>> START

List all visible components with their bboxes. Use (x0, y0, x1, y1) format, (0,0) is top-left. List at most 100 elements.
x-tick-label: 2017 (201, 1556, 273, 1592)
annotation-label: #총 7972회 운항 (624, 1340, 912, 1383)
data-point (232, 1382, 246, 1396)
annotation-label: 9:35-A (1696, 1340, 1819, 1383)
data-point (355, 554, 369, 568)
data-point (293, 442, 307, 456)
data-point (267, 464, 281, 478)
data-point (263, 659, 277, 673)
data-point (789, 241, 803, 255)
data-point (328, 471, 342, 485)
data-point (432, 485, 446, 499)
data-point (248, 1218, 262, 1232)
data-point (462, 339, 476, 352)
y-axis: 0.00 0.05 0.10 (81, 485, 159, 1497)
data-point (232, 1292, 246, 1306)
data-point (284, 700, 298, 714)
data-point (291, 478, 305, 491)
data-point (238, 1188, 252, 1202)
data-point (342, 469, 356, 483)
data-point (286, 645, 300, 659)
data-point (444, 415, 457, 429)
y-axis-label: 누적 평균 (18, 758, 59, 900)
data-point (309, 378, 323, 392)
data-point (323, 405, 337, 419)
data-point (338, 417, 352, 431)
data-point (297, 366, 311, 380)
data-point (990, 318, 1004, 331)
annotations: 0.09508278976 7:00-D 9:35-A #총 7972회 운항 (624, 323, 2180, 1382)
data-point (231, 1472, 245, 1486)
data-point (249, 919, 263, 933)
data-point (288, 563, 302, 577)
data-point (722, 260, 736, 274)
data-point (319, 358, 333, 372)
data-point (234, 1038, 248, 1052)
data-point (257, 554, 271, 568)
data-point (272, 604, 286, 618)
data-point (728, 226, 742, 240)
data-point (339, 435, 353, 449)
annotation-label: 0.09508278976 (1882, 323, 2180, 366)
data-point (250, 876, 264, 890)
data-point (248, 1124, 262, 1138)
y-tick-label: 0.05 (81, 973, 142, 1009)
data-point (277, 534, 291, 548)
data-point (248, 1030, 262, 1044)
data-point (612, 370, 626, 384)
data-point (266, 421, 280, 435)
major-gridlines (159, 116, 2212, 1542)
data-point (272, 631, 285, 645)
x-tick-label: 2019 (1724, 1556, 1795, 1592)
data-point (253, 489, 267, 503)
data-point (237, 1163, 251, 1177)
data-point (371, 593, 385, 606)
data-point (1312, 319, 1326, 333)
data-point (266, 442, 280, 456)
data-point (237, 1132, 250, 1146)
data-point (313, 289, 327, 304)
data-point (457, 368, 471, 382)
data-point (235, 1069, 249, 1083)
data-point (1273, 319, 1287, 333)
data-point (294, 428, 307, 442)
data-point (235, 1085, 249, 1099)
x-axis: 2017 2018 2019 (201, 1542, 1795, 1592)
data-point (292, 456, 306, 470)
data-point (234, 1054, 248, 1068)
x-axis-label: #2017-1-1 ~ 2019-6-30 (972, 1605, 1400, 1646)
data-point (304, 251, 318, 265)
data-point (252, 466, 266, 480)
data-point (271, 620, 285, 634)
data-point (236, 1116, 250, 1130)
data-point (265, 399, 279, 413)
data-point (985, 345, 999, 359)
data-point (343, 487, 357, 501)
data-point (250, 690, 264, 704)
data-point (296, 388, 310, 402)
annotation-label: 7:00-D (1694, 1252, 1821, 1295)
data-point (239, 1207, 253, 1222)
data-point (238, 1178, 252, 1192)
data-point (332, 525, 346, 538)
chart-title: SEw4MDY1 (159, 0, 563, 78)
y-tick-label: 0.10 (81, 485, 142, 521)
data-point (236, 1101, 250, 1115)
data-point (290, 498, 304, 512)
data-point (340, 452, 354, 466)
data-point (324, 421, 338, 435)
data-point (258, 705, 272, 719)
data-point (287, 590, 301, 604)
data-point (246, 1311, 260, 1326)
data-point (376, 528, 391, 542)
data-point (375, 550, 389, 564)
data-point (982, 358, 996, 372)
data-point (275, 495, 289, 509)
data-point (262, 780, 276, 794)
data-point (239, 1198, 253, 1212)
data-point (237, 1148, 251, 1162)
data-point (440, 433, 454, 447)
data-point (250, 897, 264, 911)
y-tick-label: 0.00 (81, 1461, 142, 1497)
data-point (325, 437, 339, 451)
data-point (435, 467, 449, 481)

>> END

◆ **Exercise directions**: Return each line of the item above verbatim, keeping the original order.

◆ **Task answer**:
List all visible components with their bboxes. Use (x0, y0, x1, y1) format, (0,0) is top-left. List at most 100 elements.
x-tick-label: 2017 (201, 1556, 273, 1592)
annotation-label: #총 7972회 운항 (624, 1340, 912, 1383)
data-point (232, 1382, 246, 1396)
annotation-label: 9:35-A (1696, 1340, 1819, 1383)
data-point (355, 554, 369, 568)
data-point (293, 442, 307, 456)
data-point (267, 464, 281, 478)
data-point (263, 659, 277, 673)
data-point (789, 241, 803, 255)
data-point (328, 471, 342, 485)
data-point (432, 485, 446, 499)
data-point (248, 1218, 262, 1232)
data-point (462, 339, 476, 352)
y-axis: 0.00 0.05 0.10 (81, 485, 159, 1497)
data-point (232, 1292, 246, 1306)
data-point (284, 700, 298, 714)
data-point (291, 478, 305, 491)
data-point (238, 1188, 252, 1202)
data-point (342, 469, 356, 483)
data-point (286, 645, 300, 659)
data-point (444, 415, 457, 429)
y-axis-label: 누적 평균 (18, 758, 59, 900)
data-point (309, 378, 323, 392)
data-point (323, 405, 337, 419)
data-point (338, 417, 352, 431)
data-point (297, 366, 311, 380)
data-point (990, 318, 1004, 331)
annotations: 0.09508278976 7:00-D 9:35-A #총 7972회 운항 (624, 323, 2180, 1382)
data-point (231, 1472, 245, 1486)
data-point (249, 919, 263, 933)
data-point (288, 563, 302, 577)
data-point (722, 260, 736, 274)
data-point (319, 358, 333, 372)
data-point (234, 1038, 248, 1052)
data-point (257, 554, 271, 568)
data-point (272, 604, 286, 618)
data-point (728, 226, 742, 240)
data-point (339, 435, 353, 449)
annotation-label: 0.09508278976 (1882, 323, 2180, 366)
data-point (250, 876, 264, 890)
data-point (248, 1124, 262, 1138)
y-tick-label: 0.05 (81, 973, 142, 1009)
data-point (277, 534, 291, 548)
data-point (248, 1030, 262, 1044)
data-point (612, 370, 626, 384)
data-point (266, 421, 280, 435)
major-gridlines (159, 116, 2212, 1542)
data-point (272, 631, 285, 645)
x-tick-label: 2019 (1724, 1556, 1795, 1592)
data-point (253, 489, 267, 503)
data-point (237, 1163, 251, 1177)
data-point (371, 593, 385, 606)
data-point (1312, 319, 1326, 333)
data-point (266, 442, 280, 456)
data-point (237, 1132, 250, 1146)
data-point (313, 289, 327, 304)
data-point (457, 368, 471, 382)
data-point (235, 1069, 249, 1083)
data-point (1273, 319, 1287, 333)
data-point (294, 428, 307, 442)
data-point (235, 1085, 249, 1099)
x-axis: 2017 2018 2019 (201, 1542, 1795, 1592)
data-point (292, 456, 306, 470)
data-point (234, 1054, 248, 1068)
x-axis-label: #2017-1-1 ~ 2019-6-30 (972, 1605, 1400, 1646)
data-point (304, 251, 318, 265)
data-point (252, 466, 266, 480)
data-point (271, 620, 285, 634)
data-point (236, 1116, 250, 1130)
data-point (265, 399, 279, 413)
data-point (985, 345, 999, 359)
data-point (343, 487, 357, 501)
data-point (250, 690, 264, 704)
data-point (296, 388, 310, 402)
annotation-label: 7:00-D (1694, 1252, 1821, 1295)
data-point (239, 1207, 253, 1222)
data-point (238, 1178, 252, 1192)
data-point (332, 525, 346, 538)
chart-title: SEw4MDY1 (159, 0, 563, 78)
y-tick-label: 0.10 (81, 485, 142, 521)
data-point (236, 1101, 250, 1115)
data-point (290, 498, 304, 512)
data-point (340, 452, 354, 466)
data-point (324, 421, 338, 435)
data-point (258, 705, 272, 719)
data-point (287, 590, 301, 604)
data-point (246, 1311, 260, 1326)
data-point (376, 528, 391, 542)
data-point (375, 550, 389, 564)
data-point (982, 358, 996, 372)
data-point (275, 495, 289, 509)
data-point (262, 780, 276, 794)
data-point (239, 1198, 253, 1212)
data-point (237, 1148, 251, 1162)
data-point (440, 433, 454, 447)
data-point (250, 897, 264, 911)
y-tick-label: 0.00 (81, 1461, 142, 1497)
data-point (325, 437, 339, 451)
data-point (435, 467, 449, 481)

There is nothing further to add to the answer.